## Dataset records
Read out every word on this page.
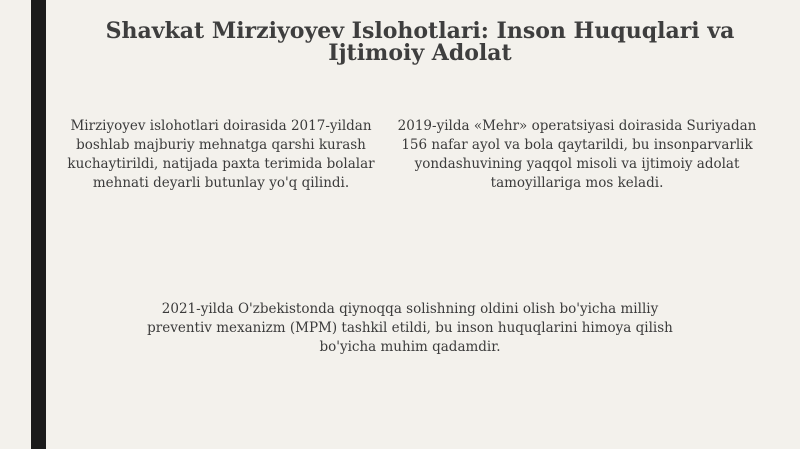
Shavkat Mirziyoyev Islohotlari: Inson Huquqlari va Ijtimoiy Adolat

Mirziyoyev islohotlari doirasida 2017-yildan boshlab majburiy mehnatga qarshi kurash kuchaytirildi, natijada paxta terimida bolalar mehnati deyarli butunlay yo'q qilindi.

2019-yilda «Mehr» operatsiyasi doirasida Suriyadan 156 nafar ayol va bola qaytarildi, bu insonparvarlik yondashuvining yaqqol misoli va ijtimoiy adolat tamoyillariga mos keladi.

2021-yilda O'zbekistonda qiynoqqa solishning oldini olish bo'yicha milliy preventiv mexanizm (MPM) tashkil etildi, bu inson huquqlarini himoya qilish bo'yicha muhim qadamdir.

## Task statement
Return to the listing above and set it down exactly, leaving out its pictures.

## Correct output
Read out every word on this page.
Shavkat Mirziyoyev Islohotlari: Inson Huquqlari va Ijtimoiy Adolat

Mirziyoyev islohotlari doirasida 2017-yildan boshlab majburiy mehnatga qarshi kurash kuchaytirildi, natijada paxta terimida bolalar mehnati deyarli butunlay yo'q qilindi.

2019-yilda «Mehr» operatsiyasi doirasida Suriyadan 156 nafar ayol va bola qaytarildi, bu insonparvarlik yondashuvining yaqqol misoli va ijtimoiy adolat tamoyillariga mos keladi.

2021-yilda O'zbekistonda qiynoqqa solishning oldini olish bo'yicha milliy preventiv mexanizm (MPM) tashkil etildi, bu inson huquqlarini himoya qilish bo'yicha muhim qadamdir.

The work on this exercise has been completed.